Directions | Return each line containing "pedestal".

Exercise input |
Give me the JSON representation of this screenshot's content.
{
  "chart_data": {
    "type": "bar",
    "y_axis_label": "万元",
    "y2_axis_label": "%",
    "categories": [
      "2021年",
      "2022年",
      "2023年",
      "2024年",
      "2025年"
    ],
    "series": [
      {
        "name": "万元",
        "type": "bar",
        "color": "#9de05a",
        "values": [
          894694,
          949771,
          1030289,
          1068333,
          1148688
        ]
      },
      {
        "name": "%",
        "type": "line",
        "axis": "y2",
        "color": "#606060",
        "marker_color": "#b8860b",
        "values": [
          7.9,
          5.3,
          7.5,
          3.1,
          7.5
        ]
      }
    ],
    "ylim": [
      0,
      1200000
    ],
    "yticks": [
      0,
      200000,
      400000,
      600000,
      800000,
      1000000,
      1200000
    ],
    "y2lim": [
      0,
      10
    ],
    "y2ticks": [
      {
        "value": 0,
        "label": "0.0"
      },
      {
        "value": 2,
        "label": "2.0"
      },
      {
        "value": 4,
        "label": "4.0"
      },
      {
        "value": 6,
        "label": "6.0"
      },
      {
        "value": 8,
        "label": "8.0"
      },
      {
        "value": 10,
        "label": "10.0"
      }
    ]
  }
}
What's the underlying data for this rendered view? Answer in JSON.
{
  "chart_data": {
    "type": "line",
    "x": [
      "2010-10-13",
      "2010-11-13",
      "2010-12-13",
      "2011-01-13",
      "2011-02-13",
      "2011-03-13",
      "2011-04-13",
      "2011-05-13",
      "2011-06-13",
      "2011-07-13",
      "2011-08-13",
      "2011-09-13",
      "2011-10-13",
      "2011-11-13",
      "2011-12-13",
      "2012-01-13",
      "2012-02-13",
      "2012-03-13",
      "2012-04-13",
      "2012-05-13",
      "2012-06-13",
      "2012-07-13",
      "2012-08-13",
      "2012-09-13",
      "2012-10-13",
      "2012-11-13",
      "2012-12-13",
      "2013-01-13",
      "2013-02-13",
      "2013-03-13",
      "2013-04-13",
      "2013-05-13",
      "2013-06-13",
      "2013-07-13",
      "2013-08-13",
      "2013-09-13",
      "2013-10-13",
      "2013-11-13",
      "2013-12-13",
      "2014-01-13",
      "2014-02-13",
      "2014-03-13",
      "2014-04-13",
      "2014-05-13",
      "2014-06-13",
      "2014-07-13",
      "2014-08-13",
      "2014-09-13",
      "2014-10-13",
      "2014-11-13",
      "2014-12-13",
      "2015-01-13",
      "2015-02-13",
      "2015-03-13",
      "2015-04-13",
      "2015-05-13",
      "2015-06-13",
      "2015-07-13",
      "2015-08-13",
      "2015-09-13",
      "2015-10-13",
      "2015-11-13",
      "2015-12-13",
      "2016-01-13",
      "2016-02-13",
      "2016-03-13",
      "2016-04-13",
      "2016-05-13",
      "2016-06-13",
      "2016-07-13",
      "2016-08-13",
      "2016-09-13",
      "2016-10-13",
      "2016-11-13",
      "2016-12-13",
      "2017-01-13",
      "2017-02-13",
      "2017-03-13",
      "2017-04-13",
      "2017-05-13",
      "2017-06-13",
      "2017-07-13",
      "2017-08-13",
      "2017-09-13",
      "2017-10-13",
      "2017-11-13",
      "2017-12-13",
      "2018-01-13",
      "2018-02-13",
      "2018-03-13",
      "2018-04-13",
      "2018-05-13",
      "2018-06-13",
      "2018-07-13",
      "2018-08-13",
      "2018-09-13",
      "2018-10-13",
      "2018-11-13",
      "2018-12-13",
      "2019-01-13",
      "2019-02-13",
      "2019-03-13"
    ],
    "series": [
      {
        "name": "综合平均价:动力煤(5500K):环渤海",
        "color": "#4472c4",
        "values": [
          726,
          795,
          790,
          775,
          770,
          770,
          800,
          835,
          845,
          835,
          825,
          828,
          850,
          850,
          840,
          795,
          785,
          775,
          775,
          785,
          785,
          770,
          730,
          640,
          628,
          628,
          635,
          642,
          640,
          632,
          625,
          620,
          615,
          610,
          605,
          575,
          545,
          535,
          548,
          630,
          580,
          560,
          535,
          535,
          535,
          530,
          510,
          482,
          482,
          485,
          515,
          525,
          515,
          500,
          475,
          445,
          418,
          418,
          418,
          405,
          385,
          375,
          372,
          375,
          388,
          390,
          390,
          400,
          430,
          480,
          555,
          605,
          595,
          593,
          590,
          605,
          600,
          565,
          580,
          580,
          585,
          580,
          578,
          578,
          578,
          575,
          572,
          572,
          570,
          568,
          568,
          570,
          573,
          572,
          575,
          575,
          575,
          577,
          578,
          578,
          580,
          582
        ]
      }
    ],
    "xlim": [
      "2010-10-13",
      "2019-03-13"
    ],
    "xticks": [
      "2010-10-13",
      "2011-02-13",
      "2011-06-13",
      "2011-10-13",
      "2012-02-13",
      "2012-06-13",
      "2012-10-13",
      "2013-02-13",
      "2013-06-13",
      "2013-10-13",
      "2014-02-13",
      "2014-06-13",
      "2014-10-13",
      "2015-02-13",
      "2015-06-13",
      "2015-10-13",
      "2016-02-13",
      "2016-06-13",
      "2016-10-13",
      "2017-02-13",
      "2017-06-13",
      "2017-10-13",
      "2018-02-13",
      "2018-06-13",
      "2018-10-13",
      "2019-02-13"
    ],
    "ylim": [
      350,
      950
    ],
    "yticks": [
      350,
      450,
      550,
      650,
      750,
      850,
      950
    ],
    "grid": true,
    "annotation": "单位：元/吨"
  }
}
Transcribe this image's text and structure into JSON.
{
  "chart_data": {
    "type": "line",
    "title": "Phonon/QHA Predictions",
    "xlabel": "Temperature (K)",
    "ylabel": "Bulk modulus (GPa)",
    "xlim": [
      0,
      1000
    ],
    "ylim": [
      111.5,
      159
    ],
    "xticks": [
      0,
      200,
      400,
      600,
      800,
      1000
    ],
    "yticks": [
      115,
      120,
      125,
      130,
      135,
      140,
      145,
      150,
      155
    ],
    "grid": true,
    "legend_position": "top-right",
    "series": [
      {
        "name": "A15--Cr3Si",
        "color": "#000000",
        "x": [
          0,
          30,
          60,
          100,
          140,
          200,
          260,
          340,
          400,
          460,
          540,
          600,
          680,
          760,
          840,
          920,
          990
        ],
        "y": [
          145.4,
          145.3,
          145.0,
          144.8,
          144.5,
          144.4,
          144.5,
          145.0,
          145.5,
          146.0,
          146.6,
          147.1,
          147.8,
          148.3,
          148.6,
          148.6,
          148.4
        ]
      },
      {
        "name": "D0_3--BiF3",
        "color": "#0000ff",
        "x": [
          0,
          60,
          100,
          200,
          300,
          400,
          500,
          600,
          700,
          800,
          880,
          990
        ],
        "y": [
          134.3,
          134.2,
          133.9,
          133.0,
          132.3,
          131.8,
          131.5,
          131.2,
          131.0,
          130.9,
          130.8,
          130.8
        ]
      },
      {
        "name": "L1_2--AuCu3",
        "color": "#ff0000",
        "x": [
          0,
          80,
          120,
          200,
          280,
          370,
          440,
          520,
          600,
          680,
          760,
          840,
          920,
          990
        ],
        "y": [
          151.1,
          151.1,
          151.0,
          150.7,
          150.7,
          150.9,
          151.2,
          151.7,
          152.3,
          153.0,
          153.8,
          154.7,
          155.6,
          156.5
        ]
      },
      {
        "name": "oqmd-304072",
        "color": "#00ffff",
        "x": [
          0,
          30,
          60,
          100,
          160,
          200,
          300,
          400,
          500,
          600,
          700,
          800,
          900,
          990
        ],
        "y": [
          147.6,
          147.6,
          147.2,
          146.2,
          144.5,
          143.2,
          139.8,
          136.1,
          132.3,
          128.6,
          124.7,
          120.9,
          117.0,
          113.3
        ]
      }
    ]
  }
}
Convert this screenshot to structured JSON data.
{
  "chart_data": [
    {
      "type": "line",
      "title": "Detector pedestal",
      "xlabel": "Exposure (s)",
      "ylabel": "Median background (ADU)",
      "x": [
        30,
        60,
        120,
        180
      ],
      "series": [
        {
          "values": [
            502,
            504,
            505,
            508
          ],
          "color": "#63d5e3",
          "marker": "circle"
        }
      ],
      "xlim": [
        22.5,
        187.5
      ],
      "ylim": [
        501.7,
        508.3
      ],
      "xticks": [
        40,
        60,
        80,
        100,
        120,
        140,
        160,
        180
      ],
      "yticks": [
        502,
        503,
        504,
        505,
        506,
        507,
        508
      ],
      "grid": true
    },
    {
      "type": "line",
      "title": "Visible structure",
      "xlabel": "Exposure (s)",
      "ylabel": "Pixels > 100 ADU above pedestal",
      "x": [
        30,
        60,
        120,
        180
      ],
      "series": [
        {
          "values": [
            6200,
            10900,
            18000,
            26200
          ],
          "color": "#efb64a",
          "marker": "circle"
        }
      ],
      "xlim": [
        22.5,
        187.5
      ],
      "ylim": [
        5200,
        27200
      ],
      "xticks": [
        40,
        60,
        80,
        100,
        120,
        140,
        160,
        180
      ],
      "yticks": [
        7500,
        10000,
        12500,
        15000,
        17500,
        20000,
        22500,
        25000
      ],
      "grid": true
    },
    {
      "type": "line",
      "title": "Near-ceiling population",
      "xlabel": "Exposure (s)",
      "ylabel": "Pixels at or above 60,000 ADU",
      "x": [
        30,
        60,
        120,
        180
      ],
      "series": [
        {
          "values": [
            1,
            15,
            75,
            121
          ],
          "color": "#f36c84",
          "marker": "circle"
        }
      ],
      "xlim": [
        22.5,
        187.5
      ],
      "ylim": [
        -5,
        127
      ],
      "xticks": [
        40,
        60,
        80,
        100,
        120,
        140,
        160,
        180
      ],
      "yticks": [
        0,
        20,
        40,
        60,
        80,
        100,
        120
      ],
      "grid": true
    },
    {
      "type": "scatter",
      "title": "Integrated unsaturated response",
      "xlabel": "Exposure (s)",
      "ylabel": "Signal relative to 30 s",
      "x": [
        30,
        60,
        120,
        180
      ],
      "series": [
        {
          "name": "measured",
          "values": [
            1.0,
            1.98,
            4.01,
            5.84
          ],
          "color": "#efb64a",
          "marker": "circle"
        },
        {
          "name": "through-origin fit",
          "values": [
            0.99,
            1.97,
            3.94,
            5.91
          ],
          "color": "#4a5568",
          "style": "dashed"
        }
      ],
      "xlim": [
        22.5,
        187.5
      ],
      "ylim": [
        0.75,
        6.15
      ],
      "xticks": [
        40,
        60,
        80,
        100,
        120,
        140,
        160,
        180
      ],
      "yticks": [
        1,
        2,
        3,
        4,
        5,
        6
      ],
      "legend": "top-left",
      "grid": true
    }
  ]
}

Exercise output |
      "title": "Detector pedestal",
      "ylabel": "Pixels > 100 ADU above pedestal",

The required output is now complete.